Challenge:
Give every line from the entries that contains "Product".

================================

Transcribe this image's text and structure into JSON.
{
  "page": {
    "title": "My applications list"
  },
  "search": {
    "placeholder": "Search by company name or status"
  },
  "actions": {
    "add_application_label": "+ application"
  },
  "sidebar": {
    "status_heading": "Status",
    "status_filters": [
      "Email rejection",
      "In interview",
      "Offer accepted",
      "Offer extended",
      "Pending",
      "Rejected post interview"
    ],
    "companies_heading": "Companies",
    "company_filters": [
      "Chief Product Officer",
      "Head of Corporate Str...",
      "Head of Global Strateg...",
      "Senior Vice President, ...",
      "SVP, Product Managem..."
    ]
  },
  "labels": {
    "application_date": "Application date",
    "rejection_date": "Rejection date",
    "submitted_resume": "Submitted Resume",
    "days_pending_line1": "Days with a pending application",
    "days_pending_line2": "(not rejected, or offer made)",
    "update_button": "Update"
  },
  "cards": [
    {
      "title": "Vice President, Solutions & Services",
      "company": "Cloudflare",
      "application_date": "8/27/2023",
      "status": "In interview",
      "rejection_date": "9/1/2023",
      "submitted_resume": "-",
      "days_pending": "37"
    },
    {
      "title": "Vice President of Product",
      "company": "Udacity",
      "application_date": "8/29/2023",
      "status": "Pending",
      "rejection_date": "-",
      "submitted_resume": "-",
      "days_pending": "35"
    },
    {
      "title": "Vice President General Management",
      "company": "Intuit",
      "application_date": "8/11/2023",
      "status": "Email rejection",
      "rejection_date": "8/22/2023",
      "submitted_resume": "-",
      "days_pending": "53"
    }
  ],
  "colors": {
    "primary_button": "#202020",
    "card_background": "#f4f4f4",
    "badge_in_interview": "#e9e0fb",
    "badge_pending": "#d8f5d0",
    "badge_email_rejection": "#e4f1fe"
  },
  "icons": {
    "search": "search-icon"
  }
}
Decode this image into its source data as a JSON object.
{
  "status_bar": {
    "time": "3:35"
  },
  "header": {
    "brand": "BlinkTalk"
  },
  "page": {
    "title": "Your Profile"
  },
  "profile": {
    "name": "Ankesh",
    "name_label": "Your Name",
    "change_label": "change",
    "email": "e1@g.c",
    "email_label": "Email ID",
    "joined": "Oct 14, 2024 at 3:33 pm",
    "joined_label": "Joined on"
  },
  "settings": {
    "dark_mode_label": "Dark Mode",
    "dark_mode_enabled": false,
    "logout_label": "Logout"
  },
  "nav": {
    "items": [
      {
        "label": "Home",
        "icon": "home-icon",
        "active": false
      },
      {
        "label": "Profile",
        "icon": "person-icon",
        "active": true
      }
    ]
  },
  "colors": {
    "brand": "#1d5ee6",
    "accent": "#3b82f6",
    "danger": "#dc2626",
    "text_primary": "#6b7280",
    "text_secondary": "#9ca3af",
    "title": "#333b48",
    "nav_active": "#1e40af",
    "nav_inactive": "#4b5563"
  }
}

================================

Solution to the exercise:
      "Chief Product Officer",
      "SVP, Product Managem..."
      "title": "Vice President of Product",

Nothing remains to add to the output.